Print all entries precisely as they are written.

MATERIAL

■ ■ ■ ■

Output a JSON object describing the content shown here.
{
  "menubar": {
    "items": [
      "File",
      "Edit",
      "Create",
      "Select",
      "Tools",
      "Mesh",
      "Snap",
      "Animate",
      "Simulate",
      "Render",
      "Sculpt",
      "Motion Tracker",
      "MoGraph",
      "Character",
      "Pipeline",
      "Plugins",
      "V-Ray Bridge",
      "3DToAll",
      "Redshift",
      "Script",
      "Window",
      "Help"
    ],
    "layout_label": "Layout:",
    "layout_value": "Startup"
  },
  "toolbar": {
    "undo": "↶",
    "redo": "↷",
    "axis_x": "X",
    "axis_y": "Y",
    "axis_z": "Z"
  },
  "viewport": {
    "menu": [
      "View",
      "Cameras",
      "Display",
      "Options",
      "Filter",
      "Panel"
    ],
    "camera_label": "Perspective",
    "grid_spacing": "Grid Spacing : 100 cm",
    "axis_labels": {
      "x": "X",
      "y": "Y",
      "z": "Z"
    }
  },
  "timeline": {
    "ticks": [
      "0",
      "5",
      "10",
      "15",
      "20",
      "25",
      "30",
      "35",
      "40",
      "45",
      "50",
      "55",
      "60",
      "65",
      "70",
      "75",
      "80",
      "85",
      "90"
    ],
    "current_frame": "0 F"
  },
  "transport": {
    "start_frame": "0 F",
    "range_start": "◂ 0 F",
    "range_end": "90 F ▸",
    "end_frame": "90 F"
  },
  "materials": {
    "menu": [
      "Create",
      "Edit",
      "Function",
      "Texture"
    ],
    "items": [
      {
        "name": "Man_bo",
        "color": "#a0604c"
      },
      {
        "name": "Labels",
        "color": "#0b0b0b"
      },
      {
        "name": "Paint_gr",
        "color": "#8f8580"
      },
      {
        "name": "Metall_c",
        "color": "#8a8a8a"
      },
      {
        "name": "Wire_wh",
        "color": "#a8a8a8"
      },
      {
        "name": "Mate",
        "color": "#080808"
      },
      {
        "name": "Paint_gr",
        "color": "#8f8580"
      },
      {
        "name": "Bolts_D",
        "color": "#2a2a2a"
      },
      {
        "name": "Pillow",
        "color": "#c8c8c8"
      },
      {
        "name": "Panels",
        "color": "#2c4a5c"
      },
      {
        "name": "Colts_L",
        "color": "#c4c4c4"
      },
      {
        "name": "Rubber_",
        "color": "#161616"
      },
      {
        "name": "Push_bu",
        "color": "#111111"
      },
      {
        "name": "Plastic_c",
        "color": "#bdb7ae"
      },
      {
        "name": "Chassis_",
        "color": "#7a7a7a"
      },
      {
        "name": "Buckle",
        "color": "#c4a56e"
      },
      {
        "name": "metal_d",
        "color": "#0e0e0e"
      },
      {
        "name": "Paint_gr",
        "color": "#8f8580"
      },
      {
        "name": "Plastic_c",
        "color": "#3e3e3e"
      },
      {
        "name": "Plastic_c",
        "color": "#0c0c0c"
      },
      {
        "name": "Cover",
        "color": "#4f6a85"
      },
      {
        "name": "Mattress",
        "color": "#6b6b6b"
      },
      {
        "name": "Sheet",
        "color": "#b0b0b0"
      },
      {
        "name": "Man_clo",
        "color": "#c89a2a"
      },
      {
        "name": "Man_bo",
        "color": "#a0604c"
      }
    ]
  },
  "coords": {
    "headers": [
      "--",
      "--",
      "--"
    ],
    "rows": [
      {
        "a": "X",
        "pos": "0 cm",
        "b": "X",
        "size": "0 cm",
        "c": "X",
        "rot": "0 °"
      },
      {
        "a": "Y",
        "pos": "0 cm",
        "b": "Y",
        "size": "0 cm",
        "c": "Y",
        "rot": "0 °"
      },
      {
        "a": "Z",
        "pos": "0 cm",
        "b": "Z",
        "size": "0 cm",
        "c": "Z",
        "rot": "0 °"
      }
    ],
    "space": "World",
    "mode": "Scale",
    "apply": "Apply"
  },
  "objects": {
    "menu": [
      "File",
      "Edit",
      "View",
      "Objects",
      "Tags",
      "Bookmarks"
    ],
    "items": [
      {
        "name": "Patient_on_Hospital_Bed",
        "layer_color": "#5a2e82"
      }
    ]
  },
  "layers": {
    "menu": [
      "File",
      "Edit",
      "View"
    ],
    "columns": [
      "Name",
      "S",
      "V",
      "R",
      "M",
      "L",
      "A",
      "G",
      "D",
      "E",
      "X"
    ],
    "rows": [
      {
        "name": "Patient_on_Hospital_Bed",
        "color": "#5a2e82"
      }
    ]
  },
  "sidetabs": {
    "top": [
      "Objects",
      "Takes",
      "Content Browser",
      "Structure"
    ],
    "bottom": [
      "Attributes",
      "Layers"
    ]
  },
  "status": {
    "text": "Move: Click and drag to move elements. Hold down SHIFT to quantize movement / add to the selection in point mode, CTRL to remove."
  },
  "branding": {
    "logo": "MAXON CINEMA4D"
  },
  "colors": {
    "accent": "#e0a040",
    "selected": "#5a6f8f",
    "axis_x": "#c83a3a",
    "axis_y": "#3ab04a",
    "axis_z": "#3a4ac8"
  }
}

■ ■ ■ ■

ANSWER IN FULL
Output a JSON object describing the content shown here.
{
  "menubar": {
    "items": [
      "File",
      "Edit",
      "Create",
      "Select",
      "Tools",
      "Mesh",
      "Snap",
      "Animate",
      "Simulate",
      "Render",
      "Sculpt",
      "Motion Tracker",
      "MoGraph",
      "Character",
      "Pipeline",
      "Plugins",
      "V-Ray Bridge",
      "3DToAll",
      "Redshift",
      "Script",
      "Window",
      "Help"
    ],
    "layout_label": "Layout:",
    "layout_value": "Startup"
  },
  "toolbar": {
    "undo": "↶",
    "redo": "↷",
    "axis_x": "X",
    "axis_y": "Y",
    "axis_z": "Z"
  },
  "viewport": {
    "menu": [
      "View",
      "Cameras",
      "Display",
      "Options",
      "Filter",
      "Panel"
    ],
    "camera_label": "Perspective",
    "grid_spacing": "Grid Spacing : 100 cm",
    "axis_labels": {
      "x": "X",
      "y": "Y",
      "z": "Z"
    }
  },
  "timeline": {
    "ticks": [
      "0",
      "5",
      "10",
      "15",
      "20",
      "25",
      "30",
      "35",
      "40",
      "45",
      "50",
      "55",
      "60",
      "65",
      "70",
      "75",
      "80",
      "85",
      "90"
    ],
    "current_frame": "0 F"
  },
  "transport": {
    "start_frame": "0 F",
    "range_start": "◂ 0 F",
    "range_end": "90 F ▸",
    "end_frame": "90 F"
  },
  "materials": {
    "menu": [
      "Create",
      "Edit",
      "Function",
      "Texture"
    ],
    "items": [
      {
        "name": "Man_bo",
        "color": "#a0604c"
      },
      {
        "name": "Labels",
        "color": "#0b0b0b"
      },
      {
        "name": "Paint_gr",
        "color": "#8f8580"
      },
      {
        "name": "Metall_c",
        "color": "#8a8a8a"
      },
      {
        "name": "Wire_wh",
        "color": "#a8a8a8"
      },
      {
        "name": "Mate",
        "color": "#080808"
      },
      {
        "name": "Paint_gr",
        "color": "#8f8580"
      },
      {
        "name": "Bolts_D",
        "color": "#2a2a2a"
      },
      {
        "name": "Pillow",
        "color": "#c8c8c8"
      },
      {
        "name": "Panels",
        "color": "#2c4a5c"
      },
      {
        "name": "Colts_L",
        "color": "#c4c4c4"
      },
      {
        "name": "Rubber_",
        "color": "#161616"
      },
      {
        "name": "Push_bu",
        "color": "#111111"
      },
      {
        "name": "Plastic_c",
        "color": "#bdb7ae"
      },
      {
        "name": "Chassis_",
        "color": "#7a7a7a"
      },
      {
        "name": "Buckle",
        "color": "#c4a56e"
      },
      {
        "name": "metal_d",
        "color": "#0e0e0e"
      },
      {
        "name": "Paint_gr",
        "color": "#8f8580"
      },
      {
        "name": "Plastic_c",
        "color": "#3e3e3e"
      },
      {
        "name": "Plastic_c",
        "color": "#0c0c0c"
      },
      {
        "name": "Cover",
        "color": "#4f6a85"
      },
      {
        "name": "Mattress",
        "color": "#6b6b6b"
      },
      {
        "name": "Sheet",
        "color": "#b0b0b0"
      },
      {
        "name": "Man_clo",
        "color": "#c89a2a"
      },
      {
        "name": "Man_bo",
        "color": "#a0604c"
      }
    ]
  },
  "coords": {
    "headers": [
      "--",
      "--",
      "--"
    ],
    "rows": [
      {
        "a": "X",
        "pos": "0 cm",
        "b": "X",
        "size": "0 cm",
        "c": "X",
        "rot": "0 °"
      },
      {
        "a": "Y",
        "pos": "0 cm",
        "b": "Y",
        "size": "0 cm",
        "c": "Y",
        "rot": "0 °"
      },
      {
        "a": "Z",
        "pos": "0 cm",
        "b": "Z",
        "size": "0 cm",
        "c": "Z",
        "rot": "0 °"
      }
    ],
    "space": "World",
    "mode": "Scale",
    "apply": "Apply"
  },
  "objects": {
    "menu": [
      "File",
      "Edit",
      "View",
      "Objects",
      "Tags",
      "Bookmarks"
    ],
    "items": [
      {
        "name": "Patient_on_Hospital_Bed",
        "layer_color": "#5a2e82"
      }
    ]
  },
  "layers": {
    "menu": [
      "File",
      "Edit",
      "View"
    ],
    "columns": [
      "Name",
      "S",
      "V",
      "R",
      "M",
      "L",
      "A",
      "G",
      "D",
      "E",
      "X"
    ],
    "rows": [
      {
        "name": "Patient_on_Hospital_Bed",
        "color": "#5a2e82"
      }
    ]
  },
  "sidetabs": {
    "top": [
      "Objects",
      "Takes",
      "Content Browser",
      "Structure"
    ],
    "bottom": [
      "Attributes",
      "Layers"
    ]
  },
  "status": {
    "text": "Move: Click and drag to move elements. Hold down SHIFT to quantize movement / add to the selection in point mode, CTRL to remove."
  },
  "branding": {
    "logo": "MAXON CINEMA4D"
  },
  "colors": {
    "accent": "#e0a040",
    "selected": "#5a6f8f",
    "axis_x": "#c83a3a",
    "axis_y": "#3ab04a",
    "axis_z": "#3a4ac8"
  }
}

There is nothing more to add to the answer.